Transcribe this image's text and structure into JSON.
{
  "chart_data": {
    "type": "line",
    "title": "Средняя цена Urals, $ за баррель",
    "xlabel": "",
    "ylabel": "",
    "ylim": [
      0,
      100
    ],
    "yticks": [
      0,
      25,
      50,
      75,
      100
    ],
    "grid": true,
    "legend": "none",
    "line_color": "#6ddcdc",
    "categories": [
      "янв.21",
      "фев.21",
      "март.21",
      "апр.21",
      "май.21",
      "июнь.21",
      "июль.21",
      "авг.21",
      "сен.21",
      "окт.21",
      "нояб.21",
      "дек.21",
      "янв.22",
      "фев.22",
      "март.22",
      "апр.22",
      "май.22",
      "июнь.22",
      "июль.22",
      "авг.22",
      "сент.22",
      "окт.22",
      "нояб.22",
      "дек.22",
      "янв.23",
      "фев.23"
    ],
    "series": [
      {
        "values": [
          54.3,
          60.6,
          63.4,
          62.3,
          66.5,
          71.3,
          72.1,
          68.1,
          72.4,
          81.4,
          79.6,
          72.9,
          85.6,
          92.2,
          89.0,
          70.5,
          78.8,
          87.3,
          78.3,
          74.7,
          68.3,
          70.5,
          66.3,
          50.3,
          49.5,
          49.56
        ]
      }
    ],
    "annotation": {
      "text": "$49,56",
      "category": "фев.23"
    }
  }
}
==
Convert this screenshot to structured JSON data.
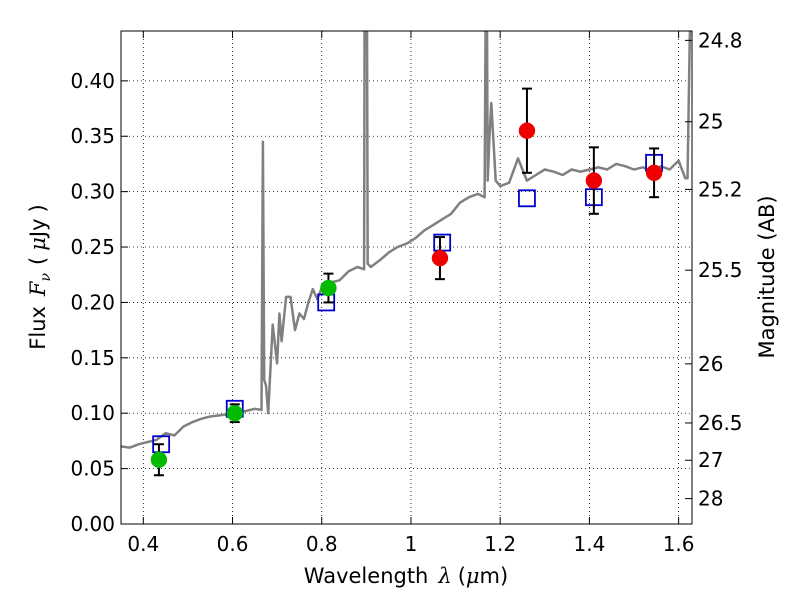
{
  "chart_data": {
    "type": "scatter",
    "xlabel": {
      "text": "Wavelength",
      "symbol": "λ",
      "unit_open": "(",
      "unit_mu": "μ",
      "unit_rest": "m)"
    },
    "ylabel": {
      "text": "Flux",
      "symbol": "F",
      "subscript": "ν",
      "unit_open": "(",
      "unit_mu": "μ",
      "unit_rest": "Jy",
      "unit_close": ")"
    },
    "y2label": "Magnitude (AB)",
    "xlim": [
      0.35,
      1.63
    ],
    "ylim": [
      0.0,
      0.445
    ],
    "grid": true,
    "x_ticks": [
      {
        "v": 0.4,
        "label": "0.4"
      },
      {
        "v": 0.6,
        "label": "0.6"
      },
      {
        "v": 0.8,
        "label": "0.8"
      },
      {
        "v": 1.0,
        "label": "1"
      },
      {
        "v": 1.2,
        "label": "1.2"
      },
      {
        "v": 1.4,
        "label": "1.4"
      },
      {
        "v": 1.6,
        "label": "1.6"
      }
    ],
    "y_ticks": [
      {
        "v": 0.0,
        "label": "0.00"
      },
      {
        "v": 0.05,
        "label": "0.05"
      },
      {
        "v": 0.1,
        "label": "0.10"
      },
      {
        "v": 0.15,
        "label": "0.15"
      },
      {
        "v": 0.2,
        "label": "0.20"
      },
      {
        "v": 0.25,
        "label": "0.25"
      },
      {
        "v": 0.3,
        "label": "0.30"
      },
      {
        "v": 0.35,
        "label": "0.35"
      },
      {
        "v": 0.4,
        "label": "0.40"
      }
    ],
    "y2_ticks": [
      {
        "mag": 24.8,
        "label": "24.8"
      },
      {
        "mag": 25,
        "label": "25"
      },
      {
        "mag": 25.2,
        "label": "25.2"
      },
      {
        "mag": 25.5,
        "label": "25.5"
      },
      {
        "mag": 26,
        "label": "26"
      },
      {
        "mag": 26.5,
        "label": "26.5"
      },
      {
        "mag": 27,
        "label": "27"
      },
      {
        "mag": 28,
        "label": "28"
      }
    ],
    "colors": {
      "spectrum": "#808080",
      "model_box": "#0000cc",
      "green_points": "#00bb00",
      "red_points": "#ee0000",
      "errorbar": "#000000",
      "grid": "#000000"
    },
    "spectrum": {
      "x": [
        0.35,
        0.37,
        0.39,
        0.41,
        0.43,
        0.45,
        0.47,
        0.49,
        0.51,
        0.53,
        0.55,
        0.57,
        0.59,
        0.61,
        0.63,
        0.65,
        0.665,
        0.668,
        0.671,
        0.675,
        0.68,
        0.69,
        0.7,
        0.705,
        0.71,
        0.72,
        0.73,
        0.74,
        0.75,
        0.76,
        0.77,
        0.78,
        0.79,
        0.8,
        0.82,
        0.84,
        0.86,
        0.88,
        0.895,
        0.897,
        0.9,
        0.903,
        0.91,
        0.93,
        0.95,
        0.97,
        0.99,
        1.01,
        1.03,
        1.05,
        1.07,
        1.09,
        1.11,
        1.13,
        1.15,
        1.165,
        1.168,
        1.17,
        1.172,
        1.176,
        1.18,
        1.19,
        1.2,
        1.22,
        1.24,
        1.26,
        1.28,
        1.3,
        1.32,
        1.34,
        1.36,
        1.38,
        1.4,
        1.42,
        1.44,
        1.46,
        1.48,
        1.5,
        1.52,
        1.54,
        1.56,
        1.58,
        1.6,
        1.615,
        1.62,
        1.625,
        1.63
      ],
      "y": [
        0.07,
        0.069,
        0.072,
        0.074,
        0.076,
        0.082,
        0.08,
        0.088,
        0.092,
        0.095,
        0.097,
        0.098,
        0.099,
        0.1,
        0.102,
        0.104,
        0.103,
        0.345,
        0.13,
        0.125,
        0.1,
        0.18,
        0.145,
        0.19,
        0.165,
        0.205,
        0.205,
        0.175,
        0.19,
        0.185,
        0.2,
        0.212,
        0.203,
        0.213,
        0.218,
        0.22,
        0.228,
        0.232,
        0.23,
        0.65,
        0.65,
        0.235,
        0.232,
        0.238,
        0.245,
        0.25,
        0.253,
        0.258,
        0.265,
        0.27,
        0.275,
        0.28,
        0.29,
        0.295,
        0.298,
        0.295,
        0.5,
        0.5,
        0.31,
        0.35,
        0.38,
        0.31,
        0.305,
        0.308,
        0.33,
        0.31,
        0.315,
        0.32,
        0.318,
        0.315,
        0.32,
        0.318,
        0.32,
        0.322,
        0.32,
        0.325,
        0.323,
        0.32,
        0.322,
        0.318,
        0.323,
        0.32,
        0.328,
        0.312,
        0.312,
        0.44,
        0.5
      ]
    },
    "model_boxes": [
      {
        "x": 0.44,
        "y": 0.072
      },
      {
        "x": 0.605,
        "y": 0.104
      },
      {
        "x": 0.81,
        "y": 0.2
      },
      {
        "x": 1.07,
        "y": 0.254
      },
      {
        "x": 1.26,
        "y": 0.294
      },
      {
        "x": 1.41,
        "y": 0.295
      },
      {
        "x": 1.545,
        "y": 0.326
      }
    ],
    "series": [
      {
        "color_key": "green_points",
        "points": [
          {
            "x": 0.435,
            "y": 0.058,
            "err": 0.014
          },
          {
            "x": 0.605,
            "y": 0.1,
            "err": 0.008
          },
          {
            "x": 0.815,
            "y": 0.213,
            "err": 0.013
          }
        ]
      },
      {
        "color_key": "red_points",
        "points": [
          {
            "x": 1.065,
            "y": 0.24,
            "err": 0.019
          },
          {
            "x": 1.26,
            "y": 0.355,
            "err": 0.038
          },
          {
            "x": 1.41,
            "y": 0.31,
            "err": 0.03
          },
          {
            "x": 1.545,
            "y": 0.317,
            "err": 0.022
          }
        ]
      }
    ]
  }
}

* [Exercise description]: Copy every line above that includes the string "text".

* [Response to the exercise]:
Transcribe this image's text and structure into JSON.
      "text": "$49,56",
      "text": "Wavelength",
      "text": "Flux",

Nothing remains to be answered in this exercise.